Search the material for the string "Fehler" and copy each line where it occurs.
☆ ☆ ☆ ☆
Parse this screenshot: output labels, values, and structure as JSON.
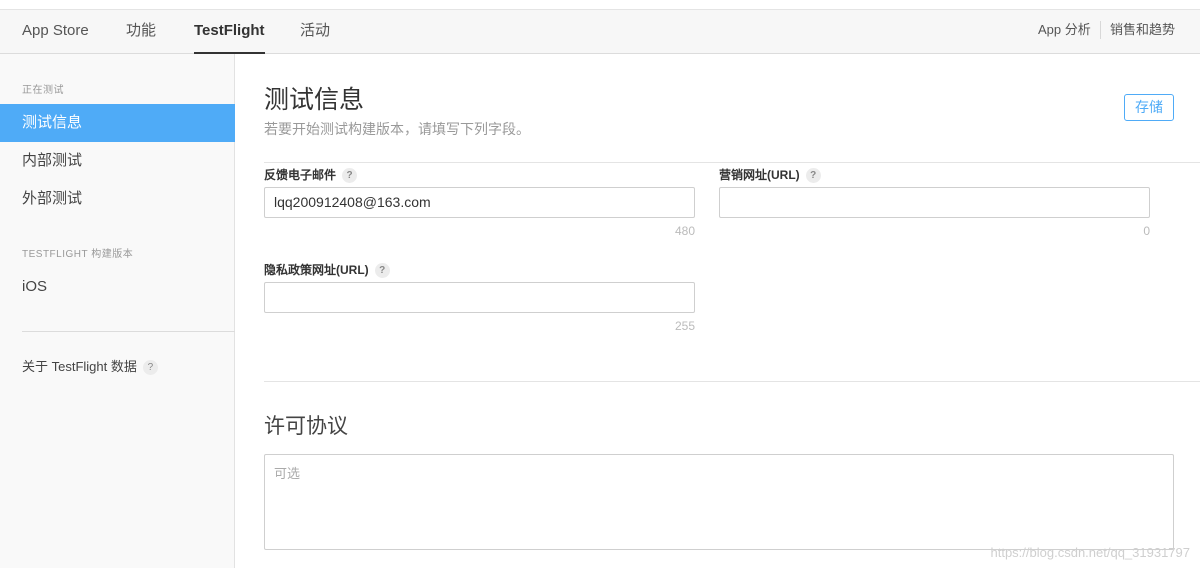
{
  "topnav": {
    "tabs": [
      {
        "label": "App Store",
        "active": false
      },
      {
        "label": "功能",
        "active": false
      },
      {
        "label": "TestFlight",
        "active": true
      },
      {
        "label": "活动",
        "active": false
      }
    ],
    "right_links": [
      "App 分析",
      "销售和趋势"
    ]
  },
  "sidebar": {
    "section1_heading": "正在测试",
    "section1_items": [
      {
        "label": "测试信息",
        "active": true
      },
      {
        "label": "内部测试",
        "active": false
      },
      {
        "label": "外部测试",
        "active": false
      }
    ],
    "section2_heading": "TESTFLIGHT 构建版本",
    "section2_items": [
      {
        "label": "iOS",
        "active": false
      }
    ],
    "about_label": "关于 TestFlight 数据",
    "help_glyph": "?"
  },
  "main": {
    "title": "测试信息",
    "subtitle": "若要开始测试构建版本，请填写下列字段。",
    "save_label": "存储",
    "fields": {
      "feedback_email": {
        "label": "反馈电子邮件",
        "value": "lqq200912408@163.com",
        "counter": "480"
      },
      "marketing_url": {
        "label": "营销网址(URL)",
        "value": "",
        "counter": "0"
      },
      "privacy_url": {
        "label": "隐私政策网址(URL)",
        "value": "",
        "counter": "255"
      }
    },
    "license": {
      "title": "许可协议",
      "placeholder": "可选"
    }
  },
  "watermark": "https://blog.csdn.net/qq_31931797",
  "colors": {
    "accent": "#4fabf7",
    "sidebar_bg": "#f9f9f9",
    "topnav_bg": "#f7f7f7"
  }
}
☆ ☆ ☆ ☆
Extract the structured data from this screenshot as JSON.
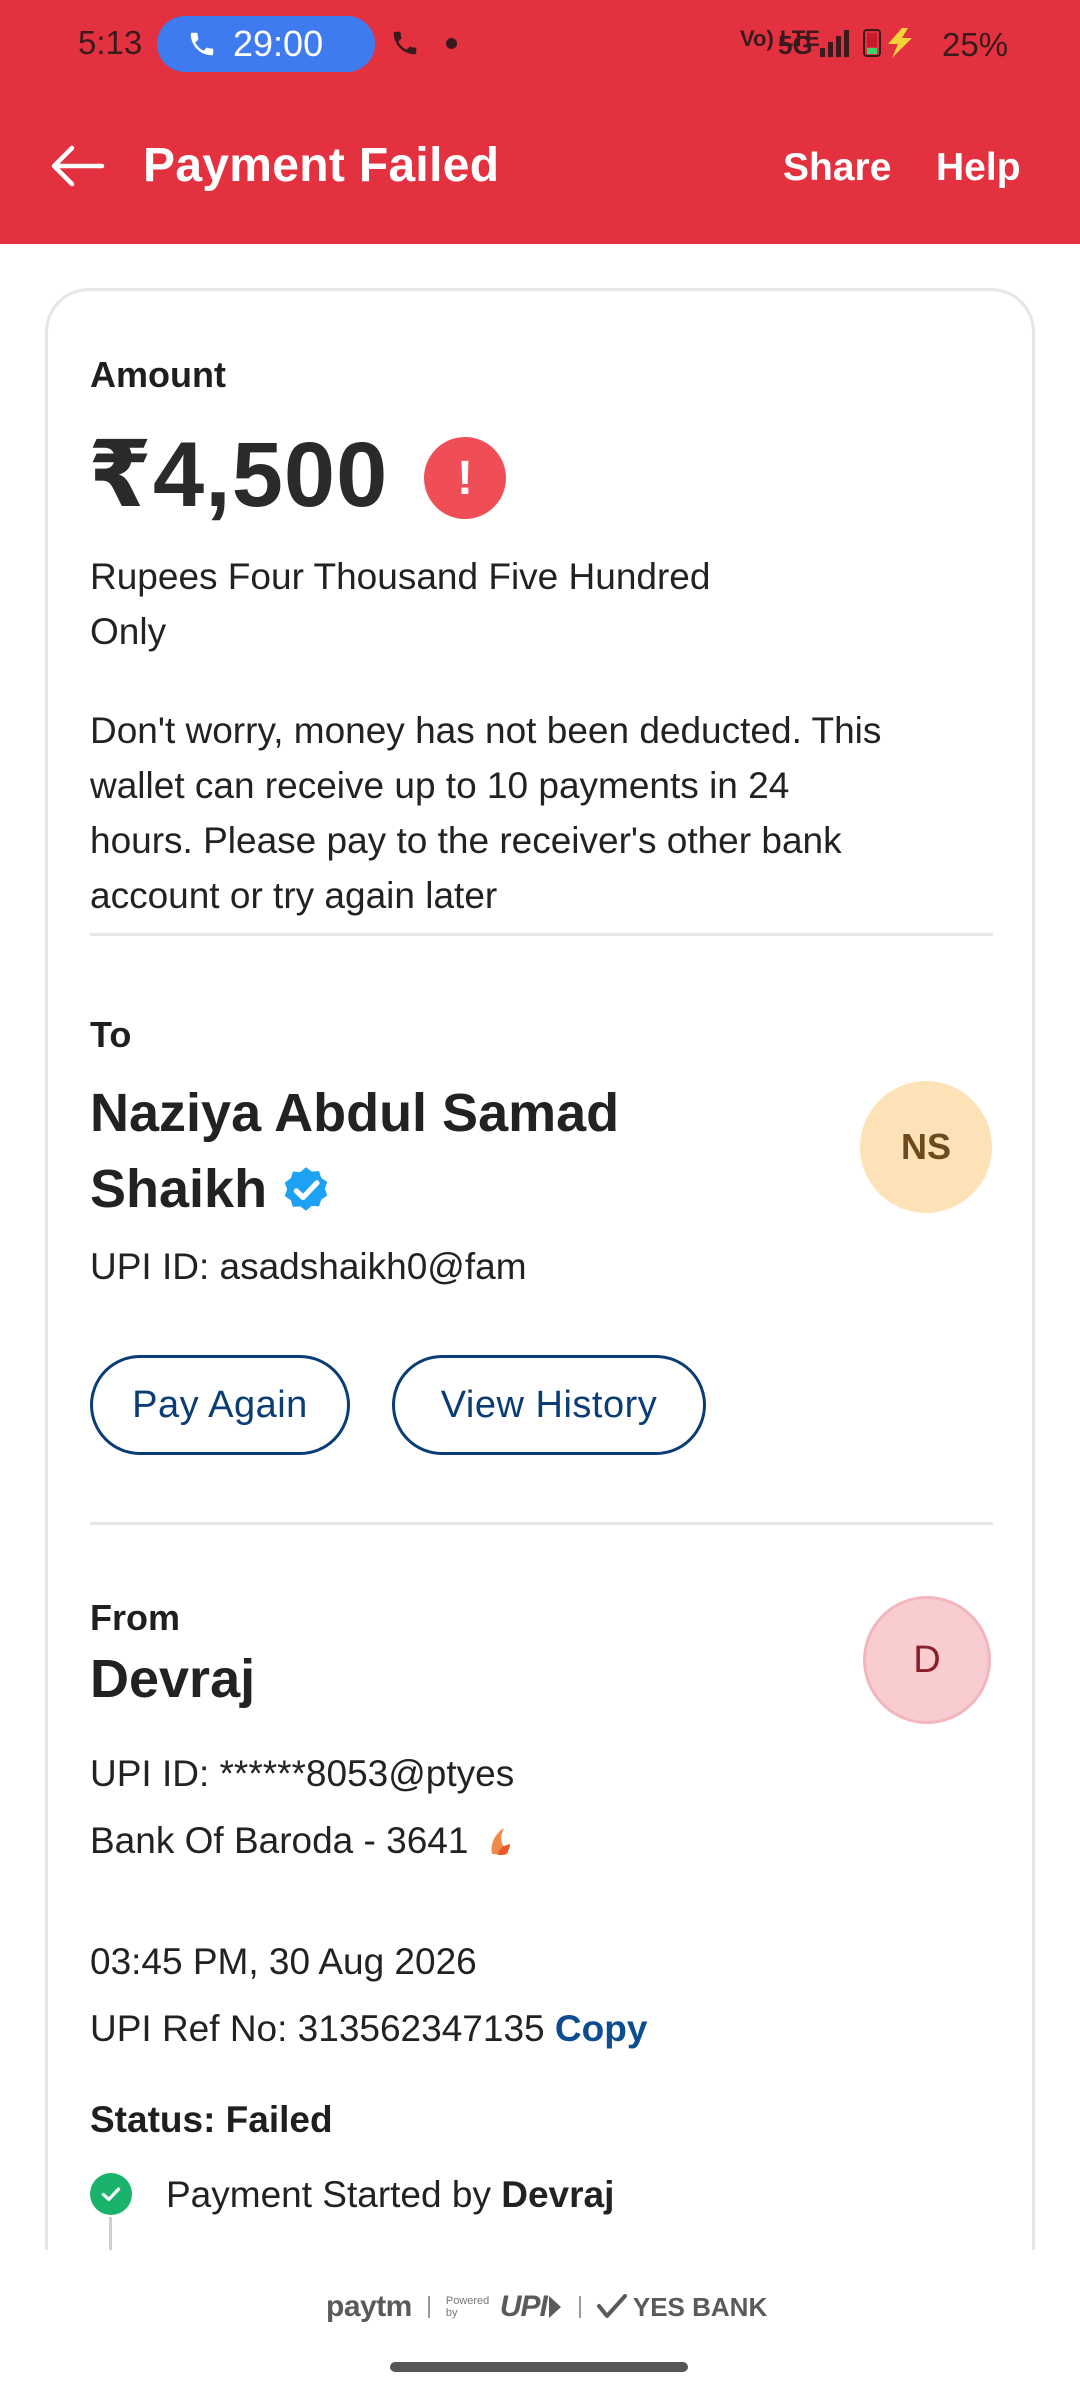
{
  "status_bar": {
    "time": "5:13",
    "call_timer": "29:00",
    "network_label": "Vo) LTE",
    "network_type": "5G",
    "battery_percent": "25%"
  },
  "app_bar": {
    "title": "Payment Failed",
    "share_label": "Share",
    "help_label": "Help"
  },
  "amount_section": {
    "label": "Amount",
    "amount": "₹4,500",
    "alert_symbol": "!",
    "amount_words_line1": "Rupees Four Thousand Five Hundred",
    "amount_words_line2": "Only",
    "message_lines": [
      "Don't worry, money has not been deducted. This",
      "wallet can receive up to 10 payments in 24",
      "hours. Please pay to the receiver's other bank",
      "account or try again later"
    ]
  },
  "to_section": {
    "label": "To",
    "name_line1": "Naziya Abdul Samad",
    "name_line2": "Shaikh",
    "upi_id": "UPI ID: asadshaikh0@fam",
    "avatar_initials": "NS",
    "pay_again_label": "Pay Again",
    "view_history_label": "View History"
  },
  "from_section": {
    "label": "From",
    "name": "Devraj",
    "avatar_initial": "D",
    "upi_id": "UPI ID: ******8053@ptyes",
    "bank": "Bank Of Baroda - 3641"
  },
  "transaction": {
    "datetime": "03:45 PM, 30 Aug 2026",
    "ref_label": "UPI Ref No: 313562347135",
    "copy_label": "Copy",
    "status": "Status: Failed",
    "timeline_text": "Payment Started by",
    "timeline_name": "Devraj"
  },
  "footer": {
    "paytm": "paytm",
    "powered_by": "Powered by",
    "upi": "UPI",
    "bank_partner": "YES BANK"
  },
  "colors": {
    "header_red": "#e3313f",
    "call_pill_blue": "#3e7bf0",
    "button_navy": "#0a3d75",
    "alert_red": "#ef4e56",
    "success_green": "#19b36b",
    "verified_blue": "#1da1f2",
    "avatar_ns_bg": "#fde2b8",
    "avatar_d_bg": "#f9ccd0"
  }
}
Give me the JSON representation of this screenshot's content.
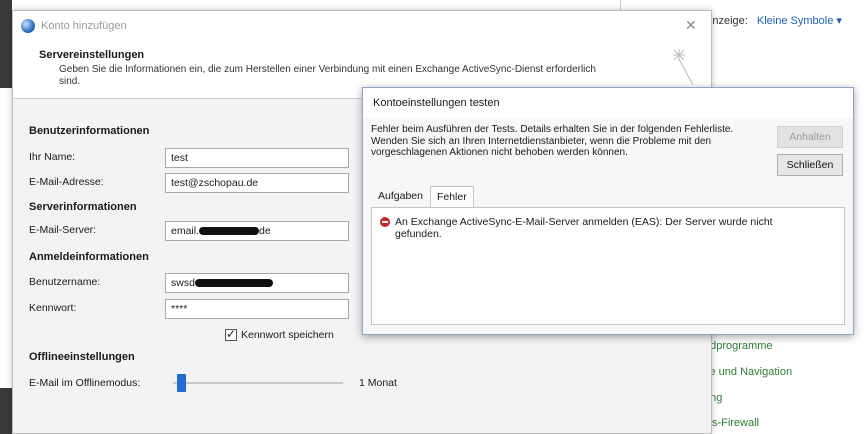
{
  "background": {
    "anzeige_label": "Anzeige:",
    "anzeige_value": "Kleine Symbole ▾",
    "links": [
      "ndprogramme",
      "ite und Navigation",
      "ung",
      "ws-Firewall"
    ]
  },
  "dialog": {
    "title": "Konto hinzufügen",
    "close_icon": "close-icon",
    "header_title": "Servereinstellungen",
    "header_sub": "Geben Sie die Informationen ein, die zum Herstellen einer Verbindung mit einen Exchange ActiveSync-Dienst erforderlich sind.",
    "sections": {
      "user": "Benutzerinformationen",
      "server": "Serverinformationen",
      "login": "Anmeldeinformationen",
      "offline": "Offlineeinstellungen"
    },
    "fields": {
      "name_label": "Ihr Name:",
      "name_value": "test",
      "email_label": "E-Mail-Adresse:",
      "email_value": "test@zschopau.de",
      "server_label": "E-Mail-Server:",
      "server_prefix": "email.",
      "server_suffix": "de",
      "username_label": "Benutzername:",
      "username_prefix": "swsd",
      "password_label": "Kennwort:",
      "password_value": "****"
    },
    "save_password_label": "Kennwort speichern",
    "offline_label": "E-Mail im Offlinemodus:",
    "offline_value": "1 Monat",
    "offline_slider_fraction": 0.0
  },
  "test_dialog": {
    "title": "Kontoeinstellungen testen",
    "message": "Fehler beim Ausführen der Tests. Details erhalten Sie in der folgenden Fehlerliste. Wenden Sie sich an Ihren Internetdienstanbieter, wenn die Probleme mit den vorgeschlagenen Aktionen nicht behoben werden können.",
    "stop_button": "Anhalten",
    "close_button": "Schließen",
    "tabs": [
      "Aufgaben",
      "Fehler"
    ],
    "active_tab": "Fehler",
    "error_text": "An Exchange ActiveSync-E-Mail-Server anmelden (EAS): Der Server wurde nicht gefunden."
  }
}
☆ ☆ ☆ ☆
_Expected answer_:
    "message": "Fehler beim Ausführen der Tests. Details erhalten Sie in der folgenden Fehlerliste. Wenden Sie sich an Ihren Internetdienstanbieter, wenn die Probleme mit den vorgeschlagenen Aktionen nicht behoben werden können.",
      "Fehler"
    "active_tab": "Fehler",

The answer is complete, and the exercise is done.